**Exercise details**.
Give all of the lines again, with nothing added or dropped.

◇ ◇ ◇ ◇ ◇

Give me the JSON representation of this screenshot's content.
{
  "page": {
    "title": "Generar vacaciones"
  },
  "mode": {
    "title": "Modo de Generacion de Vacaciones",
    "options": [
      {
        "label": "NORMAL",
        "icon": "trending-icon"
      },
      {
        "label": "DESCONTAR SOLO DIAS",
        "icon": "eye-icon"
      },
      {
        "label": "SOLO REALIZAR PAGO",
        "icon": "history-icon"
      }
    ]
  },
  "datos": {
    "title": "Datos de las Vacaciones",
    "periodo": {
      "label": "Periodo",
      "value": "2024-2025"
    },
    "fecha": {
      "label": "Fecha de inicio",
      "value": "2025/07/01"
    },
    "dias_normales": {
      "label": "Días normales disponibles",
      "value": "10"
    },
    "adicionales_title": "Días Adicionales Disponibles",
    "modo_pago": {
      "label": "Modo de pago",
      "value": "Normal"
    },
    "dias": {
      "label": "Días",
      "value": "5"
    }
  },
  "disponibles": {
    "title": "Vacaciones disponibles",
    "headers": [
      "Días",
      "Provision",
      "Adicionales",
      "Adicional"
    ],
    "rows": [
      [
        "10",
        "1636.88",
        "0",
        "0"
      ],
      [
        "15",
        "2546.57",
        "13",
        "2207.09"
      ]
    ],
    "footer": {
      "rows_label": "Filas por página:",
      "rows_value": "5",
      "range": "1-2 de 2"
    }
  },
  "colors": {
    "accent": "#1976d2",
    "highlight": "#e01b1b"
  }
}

◇ ◇ ◇ ◇ ◇

**Final answer**.
Give me the JSON representation of this screenshot's content.
{
  "page": {
    "title": "Generar vacaciones"
  },
  "mode": {
    "title": "Modo de Generacion de Vacaciones",
    "options": [
      {
        "label": "NORMAL",
        "icon": "trending-icon"
      },
      {
        "label": "DESCONTAR SOLO DIAS",
        "icon": "eye-icon"
      },
      {
        "label": "SOLO REALIZAR PAGO",
        "icon": "history-icon"
      }
    ]
  },
  "datos": {
    "title": "Datos de las Vacaciones",
    "periodo": {
      "label": "Periodo",
      "value": "2024-2025"
    },
    "fecha": {
      "label": "Fecha de inicio",
      "value": "2025/07/01"
    },
    "dias_normales": {
      "label": "Días normales disponibles",
      "value": "10"
    },
    "adicionales_title": "Días Adicionales Disponibles",
    "modo_pago": {
      "label": "Modo de pago",
      "value": "Normal"
    },
    "dias": {
      "label": "Días",
      "value": "5"
    }
  },
  "disponibles": {
    "title": "Vacaciones disponibles",
    "headers": [
      "Días",
      "Provision",
      "Adicionales",
      "Adicional"
    ],
    "rows": [
      [
        "10",
        "1636.88",
        "0",
        "0"
      ],
      [
        "15",
        "2546.57",
        "13",
        "2207.09"
      ]
    ],
    "footer": {
      "rows_label": "Filas por página:",
      "rows_value": "5",
      "range": "1-2 de 2"
    }
  },
  "colors": {
    "accent": "#1976d2",
    "highlight": "#e01b1b"
  }
}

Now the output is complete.